- [Problem to work on]: What follows is a listing; give it again exactly, in its entirety.

- [Material for this task]:
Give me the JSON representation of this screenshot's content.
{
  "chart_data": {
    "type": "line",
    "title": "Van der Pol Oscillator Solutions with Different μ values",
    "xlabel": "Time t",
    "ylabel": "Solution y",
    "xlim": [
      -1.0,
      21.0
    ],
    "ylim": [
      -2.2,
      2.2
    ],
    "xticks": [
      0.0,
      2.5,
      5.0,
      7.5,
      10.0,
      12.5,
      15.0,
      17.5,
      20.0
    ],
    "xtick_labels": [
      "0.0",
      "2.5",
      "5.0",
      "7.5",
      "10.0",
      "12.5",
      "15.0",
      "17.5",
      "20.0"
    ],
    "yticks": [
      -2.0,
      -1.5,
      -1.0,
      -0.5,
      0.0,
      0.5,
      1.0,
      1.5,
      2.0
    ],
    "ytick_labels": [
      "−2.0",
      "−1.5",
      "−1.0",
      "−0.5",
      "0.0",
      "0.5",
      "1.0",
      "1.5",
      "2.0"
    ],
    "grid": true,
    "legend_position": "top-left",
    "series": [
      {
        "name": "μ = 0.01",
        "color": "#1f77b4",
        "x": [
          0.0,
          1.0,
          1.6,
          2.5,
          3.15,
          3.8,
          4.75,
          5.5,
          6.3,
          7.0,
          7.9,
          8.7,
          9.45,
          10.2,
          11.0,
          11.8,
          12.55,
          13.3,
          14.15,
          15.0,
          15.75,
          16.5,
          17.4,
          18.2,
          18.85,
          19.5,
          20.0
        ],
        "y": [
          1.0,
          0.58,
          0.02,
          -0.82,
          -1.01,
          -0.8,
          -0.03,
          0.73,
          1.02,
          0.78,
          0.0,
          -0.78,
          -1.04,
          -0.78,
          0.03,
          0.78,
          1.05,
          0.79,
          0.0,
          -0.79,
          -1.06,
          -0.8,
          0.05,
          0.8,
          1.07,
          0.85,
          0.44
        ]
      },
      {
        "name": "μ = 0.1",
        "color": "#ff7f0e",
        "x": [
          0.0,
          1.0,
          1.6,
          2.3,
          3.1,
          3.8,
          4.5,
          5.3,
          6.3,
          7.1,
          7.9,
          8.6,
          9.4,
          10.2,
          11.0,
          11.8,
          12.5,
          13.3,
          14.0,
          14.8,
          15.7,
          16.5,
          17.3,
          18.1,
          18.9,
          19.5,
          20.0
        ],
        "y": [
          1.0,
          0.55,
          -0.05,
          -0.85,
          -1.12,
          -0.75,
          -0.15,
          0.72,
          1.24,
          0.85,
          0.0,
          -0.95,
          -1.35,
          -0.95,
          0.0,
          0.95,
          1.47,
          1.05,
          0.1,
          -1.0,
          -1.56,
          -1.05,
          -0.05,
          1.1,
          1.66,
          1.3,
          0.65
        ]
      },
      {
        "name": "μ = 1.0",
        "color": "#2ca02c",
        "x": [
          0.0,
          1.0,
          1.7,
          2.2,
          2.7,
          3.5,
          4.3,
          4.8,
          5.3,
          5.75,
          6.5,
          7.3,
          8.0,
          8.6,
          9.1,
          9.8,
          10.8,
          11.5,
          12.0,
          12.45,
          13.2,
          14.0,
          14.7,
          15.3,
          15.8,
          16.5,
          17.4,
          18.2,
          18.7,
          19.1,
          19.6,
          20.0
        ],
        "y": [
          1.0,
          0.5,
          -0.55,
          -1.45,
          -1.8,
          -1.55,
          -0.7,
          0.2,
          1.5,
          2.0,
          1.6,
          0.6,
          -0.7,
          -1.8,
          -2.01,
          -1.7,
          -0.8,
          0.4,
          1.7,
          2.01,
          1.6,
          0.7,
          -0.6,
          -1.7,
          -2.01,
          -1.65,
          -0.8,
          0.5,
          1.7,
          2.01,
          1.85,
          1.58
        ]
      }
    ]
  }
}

- [Result below]:
Give me the JSON representation of this screenshot's content.
{
  "chart_data": {
    "type": "line",
    "title": "Van der Pol Oscillator Solutions with Different μ values",
    "xlabel": "Time t",
    "ylabel": "Solution y",
    "xlim": [
      -1.0,
      21.0
    ],
    "ylim": [
      -2.2,
      2.2
    ],
    "xticks": [
      0.0,
      2.5,
      5.0,
      7.5,
      10.0,
      12.5,
      15.0,
      17.5,
      20.0
    ],
    "xtick_labels": [
      "0.0",
      "2.5",
      "5.0",
      "7.5",
      "10.0",
      "12.5",
      "15.0",
      "17.5",
      "20.0"
    ],
    "yticks": [
      -2.0,
      -1.5,
      -1.0,
      -0.5,
      0.0,
      0.5,
      1.0,
      1.5,
      2.0
    ],
    "ytick_labels": [
      "−2.0",
      "−1.5",
      "−1.0",
      "−0.5",
      "0.0",
      "0.5",
      "1.0",
      "1.5",
      "2.0"
    ],
    "grid": true,
    "legend_position": "top-left",
    "series": [
      {
        "name": "μ = 0.01",
        "color": "#1f77b4",
        "x": [
          0.0,
          1.0,
          1.6,
          2.5,
          3.15,
          3.8,
          4.75,
          5.5,
          6.3,
          7.0,
          7.9,
          8.7,
          9.45,
          10.2,
          11.0,
          11.8,
          12.55,
          13.3,
          14.15,
          15.0,
          15.75,
          16.5,
          17.4,
          18.2,
          18.85,
          19.5,
          20.0
        ],
        "y": [
          1.0,
          0.58,
          0.02,
          -0.82,
          -1.01,
          -0.8,
          -0.03,
          0.73,
          1.02,
          0.78,
          0.0,
          -0.78,
          -1.04,
          -0.78,
          0.03,
          0.78,
          1.05,
          0.79,
          0.0,
          -0.79,
          -1.06,
          -0.8,
          0.05,
          0.8,
          1.07,
          0.85,
          0.44
        ]
      },
      {
        "name": "μ = 0.1",
        "color": "#ff7f0e",
        "x": [
          0.0,
          1.0,
          1.6,
          2.3,
          3.1,
          3.8,
          4.5,
          5.3,
          6.3,
          7.1,
          7.9,
          8.6,
          9.4,
          10.2,
          11.0,
          11.8,
          12.5,
          13.3,
          14.0,
          14.8,
          15.7,
          16.5,
          17.3,
          18.1,
          18.9,
          19.5,
          20.0
        ],
        "y": [
          1.0,
          0.55,
          -0.05,
          -0.85,
          -1.12,
          -0.75,
          -0.15,
          0.72,
          1.24,
          0.85,
          0.0,
          -0.95,
          -1.35,
          -0.95,
          0.0,
          0.95,
          1.47,
          1.05,
          0.1,
          -1.0,
          -1.56,
          -1.05,
          -0.05,
          1.1,
          1.66,
          1.3,
          0.65
        ]
      },
      {
        "name": "μ = 1.0",
        "color": "#2ca02c",
        "x": [
          0.0,
          1.0,
          1.7,
          2.2,
          2.7,
          3.5,
          4.3,
          4.8,
          5.3,
          5.75,
          6.5,
          7.3,
          8.0,
          8.6,
          9.1,
          9.8,
          10.8,
          11.5,
          12.0,
          12.45,
          13.2,
          14.0,
          14.7,
          15.3,
          15.8,
          16.5,
          17.4,
          18.2,
          18.7,
          19.1,
          19.6,
          20.0
        ],
        "y": [
          1.0,
          0.5,
          -0.55,
          -1.45,
          -1.8,
          -1.55,
          -0.7,
          0.2,
          1.5,
          2.0,
          1.6,
          0.6,
          -0.7,
          -1.8,
          -2.01,
          -1.7,
          -0.8,
          0.4,
          1.7,
          2.01,
          1.6,
          0.7,
          -0.6,
          -1.7,
          -2.01,
          -1.65,
          -0.8,
          0.5,
          1.7,
          2.01,
          1.85,
          1.58
        ]
      }
    ]
  }
}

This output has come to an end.